**What this task involves**
Every line below that holds the string "laquelle" should be copied out.

**Record set**
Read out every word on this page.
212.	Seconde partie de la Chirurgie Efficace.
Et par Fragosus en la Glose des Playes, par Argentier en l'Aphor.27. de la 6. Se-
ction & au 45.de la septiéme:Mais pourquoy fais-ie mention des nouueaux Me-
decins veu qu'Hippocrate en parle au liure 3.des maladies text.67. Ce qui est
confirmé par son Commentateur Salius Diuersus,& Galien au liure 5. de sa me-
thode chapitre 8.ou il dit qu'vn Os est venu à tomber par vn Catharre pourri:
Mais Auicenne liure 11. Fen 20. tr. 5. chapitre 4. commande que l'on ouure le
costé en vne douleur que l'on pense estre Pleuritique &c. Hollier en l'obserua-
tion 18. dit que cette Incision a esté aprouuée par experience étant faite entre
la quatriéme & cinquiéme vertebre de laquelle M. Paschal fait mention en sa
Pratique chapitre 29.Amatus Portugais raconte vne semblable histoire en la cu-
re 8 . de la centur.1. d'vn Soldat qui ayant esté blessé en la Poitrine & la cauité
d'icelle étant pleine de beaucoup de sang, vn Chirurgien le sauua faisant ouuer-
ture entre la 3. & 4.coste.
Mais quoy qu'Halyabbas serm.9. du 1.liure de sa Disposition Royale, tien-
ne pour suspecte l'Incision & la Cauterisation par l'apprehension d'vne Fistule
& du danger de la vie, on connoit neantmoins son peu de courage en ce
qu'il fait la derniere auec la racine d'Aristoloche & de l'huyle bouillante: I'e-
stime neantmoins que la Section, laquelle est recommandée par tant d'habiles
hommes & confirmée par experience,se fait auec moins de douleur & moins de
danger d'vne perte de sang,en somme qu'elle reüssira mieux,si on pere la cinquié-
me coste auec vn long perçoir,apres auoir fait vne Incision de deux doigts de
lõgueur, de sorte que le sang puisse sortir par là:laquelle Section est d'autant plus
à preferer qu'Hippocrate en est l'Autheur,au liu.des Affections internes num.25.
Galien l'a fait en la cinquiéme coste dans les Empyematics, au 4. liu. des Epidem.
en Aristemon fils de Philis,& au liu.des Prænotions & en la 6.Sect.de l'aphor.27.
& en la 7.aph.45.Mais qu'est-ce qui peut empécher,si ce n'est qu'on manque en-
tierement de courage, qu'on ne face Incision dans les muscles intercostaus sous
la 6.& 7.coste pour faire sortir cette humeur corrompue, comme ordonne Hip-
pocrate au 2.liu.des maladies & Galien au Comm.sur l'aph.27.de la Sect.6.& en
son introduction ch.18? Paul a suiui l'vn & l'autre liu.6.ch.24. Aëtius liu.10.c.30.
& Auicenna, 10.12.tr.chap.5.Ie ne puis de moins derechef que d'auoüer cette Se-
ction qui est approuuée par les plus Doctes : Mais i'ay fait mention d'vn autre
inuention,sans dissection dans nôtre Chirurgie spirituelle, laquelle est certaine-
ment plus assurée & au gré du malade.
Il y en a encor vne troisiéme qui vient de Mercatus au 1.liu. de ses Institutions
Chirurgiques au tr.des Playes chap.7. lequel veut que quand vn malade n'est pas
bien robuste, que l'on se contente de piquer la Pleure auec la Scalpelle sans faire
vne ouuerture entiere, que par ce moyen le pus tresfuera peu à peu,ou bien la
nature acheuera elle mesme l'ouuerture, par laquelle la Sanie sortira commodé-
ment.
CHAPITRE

**Answer to this exercise**
la quatriéme & cinquiéme vertebre de laquelle M. Paschal fait mention en sa
stime neantmoins que la Section, laquelle est recommandée par tant d'habiles
lõgueur, de sorte que le sang puisse sortir par là:laquelle Section est d'autant plus
inuention,sans dissection dans nôtre Chirurgie spirituelle, laquelle est certaine-
nature acheuera elle mesme l'ouuerture, par laquelle la Sanie sortira commodé-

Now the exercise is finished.